## Dataset listings of figures

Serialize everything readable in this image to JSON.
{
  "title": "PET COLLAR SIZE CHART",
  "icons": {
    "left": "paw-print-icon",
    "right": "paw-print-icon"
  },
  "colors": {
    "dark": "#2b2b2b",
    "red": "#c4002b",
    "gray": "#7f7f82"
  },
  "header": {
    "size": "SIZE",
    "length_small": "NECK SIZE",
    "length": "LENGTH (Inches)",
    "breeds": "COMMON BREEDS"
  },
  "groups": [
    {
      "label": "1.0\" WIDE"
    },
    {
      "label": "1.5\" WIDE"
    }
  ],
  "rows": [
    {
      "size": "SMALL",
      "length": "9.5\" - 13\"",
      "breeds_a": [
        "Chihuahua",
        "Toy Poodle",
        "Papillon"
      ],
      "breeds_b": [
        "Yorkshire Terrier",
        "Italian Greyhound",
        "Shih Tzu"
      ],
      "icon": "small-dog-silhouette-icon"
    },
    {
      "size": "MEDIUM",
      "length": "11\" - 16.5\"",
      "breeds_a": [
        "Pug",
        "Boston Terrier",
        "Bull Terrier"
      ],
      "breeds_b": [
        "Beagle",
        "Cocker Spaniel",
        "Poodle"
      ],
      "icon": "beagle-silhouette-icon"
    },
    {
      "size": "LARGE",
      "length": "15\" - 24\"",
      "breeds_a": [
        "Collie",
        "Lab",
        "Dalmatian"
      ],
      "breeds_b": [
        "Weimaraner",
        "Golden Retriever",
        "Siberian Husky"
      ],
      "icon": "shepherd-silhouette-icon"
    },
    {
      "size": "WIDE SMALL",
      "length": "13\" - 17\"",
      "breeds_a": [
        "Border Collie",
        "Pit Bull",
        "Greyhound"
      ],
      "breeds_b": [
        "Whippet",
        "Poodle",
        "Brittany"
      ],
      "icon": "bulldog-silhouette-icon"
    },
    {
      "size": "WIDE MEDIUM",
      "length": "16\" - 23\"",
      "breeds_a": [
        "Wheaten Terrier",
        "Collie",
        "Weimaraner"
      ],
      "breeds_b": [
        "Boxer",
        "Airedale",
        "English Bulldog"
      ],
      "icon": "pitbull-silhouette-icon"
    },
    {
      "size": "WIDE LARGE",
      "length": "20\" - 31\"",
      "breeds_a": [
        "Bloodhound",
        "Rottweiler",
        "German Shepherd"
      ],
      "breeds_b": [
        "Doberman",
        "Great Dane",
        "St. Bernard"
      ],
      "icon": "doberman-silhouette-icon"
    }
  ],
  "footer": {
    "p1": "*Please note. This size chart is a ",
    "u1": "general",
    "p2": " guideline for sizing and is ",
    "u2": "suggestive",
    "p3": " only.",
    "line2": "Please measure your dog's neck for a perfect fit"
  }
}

---

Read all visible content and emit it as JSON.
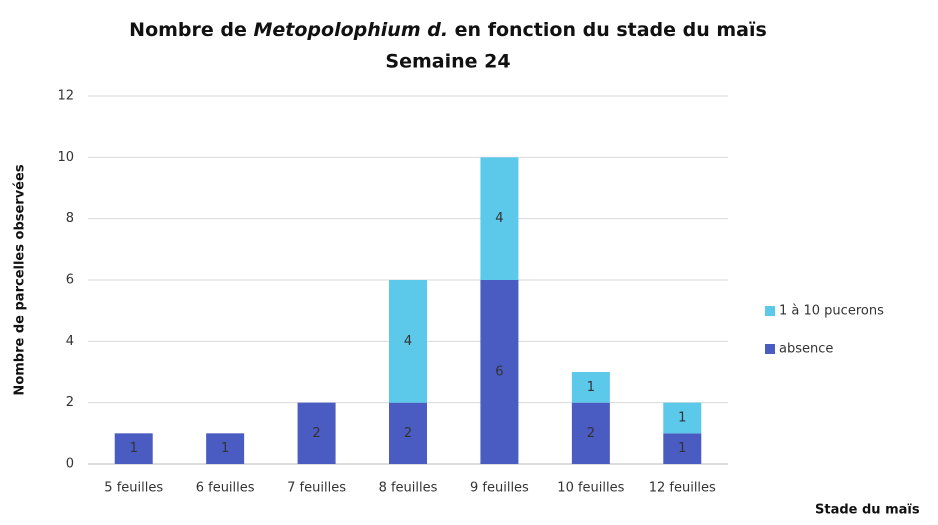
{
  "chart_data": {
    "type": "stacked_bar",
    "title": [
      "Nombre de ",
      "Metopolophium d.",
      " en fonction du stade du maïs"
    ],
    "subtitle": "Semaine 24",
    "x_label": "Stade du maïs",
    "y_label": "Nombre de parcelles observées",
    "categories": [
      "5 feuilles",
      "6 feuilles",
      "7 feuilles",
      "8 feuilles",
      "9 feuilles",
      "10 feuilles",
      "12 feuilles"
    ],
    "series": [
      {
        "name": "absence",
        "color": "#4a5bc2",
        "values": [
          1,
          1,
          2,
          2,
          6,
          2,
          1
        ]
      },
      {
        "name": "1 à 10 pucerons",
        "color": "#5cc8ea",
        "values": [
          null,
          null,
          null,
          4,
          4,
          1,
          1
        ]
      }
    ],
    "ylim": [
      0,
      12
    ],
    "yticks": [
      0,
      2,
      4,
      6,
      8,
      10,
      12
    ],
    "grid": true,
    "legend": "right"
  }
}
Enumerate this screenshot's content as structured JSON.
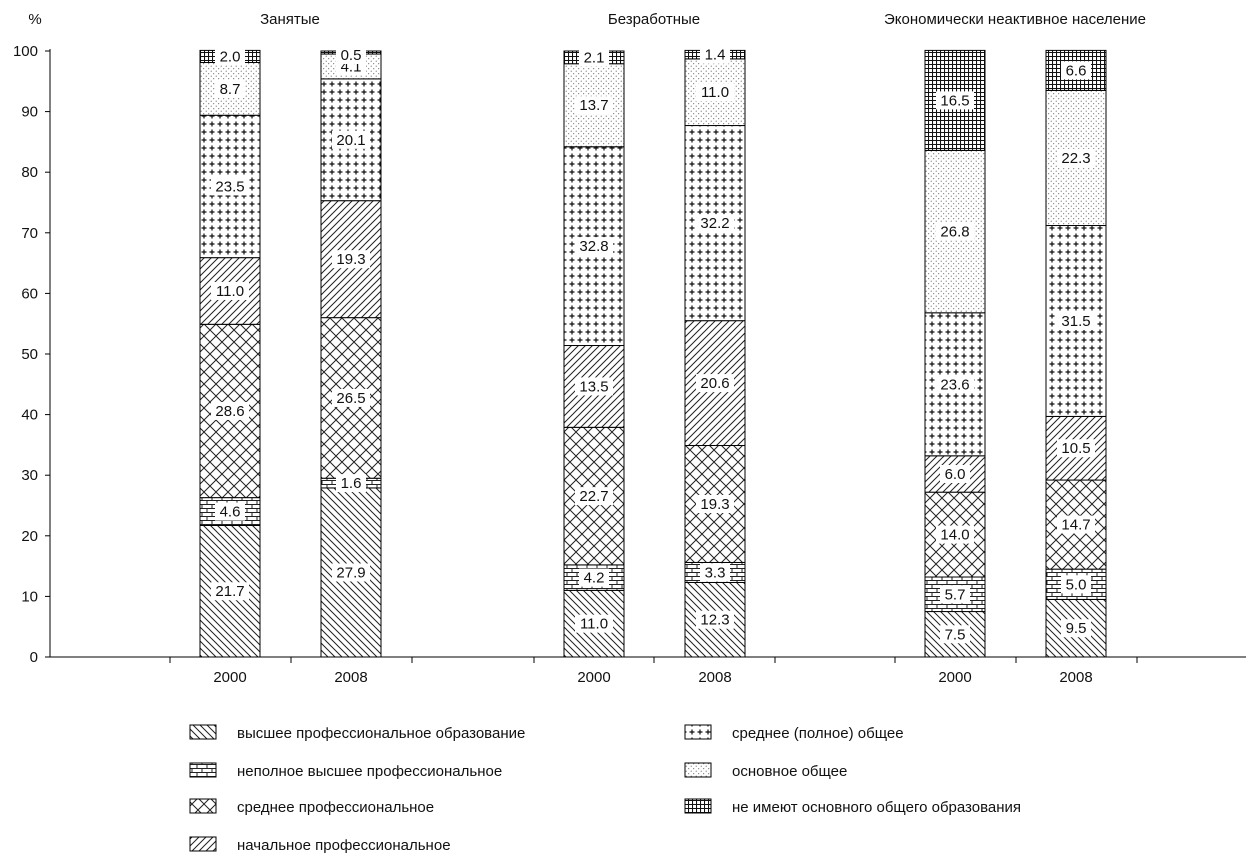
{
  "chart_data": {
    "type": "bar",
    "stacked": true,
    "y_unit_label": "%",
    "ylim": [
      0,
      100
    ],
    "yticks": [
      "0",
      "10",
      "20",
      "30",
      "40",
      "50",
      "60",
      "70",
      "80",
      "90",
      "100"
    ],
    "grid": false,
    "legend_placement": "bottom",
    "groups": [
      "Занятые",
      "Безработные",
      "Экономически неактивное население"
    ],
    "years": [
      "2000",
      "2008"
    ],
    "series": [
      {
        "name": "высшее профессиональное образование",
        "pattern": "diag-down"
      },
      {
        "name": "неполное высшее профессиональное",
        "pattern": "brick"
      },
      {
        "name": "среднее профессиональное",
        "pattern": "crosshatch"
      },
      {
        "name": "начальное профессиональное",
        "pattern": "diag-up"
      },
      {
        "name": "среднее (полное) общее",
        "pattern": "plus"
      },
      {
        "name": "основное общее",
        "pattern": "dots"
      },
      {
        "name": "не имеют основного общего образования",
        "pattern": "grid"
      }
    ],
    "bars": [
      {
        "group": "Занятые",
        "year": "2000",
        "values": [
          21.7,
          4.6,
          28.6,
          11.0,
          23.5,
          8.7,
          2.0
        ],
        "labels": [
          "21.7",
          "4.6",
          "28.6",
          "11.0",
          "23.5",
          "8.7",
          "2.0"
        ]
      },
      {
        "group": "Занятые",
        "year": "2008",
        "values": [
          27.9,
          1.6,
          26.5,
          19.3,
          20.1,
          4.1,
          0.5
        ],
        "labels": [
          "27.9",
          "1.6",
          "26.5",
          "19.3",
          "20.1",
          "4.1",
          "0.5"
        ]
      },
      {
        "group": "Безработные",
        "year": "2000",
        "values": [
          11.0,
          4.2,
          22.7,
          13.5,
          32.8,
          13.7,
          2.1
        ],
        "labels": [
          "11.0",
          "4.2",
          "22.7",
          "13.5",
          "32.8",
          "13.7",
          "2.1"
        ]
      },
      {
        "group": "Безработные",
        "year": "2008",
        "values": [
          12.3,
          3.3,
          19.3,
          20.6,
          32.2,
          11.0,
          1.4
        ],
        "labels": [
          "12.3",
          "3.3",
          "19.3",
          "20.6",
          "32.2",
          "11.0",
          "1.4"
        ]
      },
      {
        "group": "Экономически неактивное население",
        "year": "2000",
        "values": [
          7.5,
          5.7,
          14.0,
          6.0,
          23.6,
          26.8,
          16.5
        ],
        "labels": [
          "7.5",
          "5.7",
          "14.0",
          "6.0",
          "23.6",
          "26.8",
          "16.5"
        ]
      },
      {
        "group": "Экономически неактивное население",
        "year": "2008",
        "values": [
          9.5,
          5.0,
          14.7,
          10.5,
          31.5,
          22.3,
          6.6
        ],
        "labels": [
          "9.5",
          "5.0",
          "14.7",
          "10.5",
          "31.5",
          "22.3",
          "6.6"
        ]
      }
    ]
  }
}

--

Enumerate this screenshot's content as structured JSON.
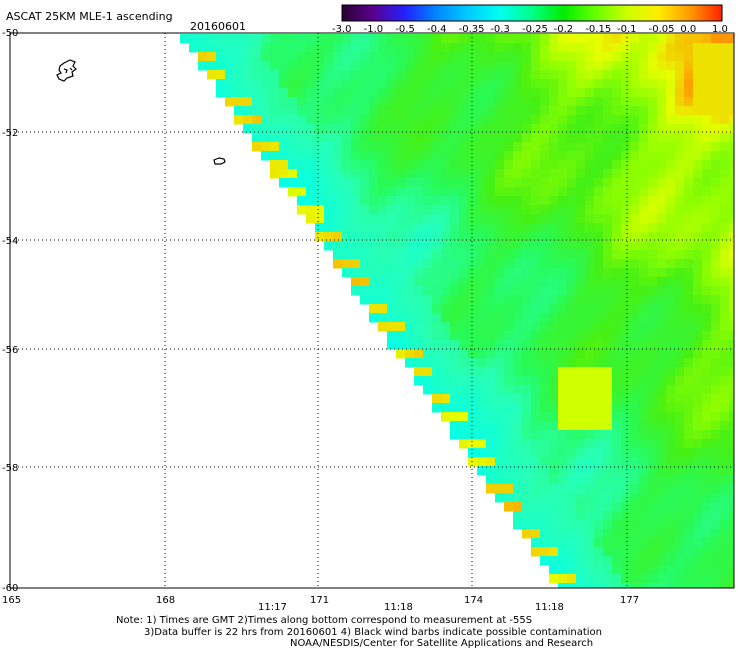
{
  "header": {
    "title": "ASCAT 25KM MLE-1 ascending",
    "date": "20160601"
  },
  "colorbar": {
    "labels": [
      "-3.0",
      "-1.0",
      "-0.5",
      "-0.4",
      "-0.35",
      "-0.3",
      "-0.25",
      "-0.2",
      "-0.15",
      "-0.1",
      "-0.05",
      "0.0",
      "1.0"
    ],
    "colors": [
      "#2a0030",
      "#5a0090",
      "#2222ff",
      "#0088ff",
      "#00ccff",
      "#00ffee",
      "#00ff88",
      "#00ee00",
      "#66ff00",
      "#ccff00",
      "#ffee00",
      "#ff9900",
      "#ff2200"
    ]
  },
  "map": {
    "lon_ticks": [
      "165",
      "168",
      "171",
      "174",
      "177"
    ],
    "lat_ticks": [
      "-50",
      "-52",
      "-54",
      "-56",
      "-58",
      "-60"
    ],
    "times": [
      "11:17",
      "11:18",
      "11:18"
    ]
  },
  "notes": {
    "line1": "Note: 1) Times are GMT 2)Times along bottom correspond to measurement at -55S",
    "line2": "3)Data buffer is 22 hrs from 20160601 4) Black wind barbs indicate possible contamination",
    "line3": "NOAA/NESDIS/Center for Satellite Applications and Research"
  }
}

## What you are asked to do
Search the lines for the word "общее" and report how many contain it, by number only.

## Correct result
2